◆ PROVIDED DATA:
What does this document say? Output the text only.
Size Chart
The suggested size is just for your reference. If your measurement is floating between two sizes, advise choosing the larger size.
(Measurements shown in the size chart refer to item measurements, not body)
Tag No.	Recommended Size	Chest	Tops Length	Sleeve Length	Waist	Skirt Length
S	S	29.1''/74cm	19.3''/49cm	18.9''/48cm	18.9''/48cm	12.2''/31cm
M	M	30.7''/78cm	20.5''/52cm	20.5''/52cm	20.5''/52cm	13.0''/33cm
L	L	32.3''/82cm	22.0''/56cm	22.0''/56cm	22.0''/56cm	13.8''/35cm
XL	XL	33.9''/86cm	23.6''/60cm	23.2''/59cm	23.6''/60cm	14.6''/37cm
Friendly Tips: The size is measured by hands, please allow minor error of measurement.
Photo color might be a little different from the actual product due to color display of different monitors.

◆ INSTRUCTIONS FOR THE TASK:
Would you write down every record again, exactly?

◆ FINISHED EXERCISE:
What does this document say? Output the text only.
Size Chart
The suggested size is just for your reference. If your measurement is floating between two sizes, advise choosing the larger size.
(Measurements shown in the size chart refer to item measurements, not body)
Tag No.	Recommended Size	Chest	Tops Length	Sleeve Length	Waist	Skirt Length
S	S	29.1''/74cm	19.3''/49cm	18.9''/48cm	18.9''/48cm	12.2''/31cm
M	M	30.7''/78cm	20.5''/52cm	20.5''/52cm	20.5''/52cm	13.0''/33cm
L	L	32.3''/82cm	22.0''/56cm	22.0''/56cm	22.0''/56cm	13.8''/35cm
XL	XL	33.9''/86cm	23.6''/60cm	23.2''/59cm	23.6''/60cm	14.6''/37cm
Friendly Tips: The size is measured by hands, please allow minor error of measurement.
Photo color might be a little different from the actual product due to color display of different monitors.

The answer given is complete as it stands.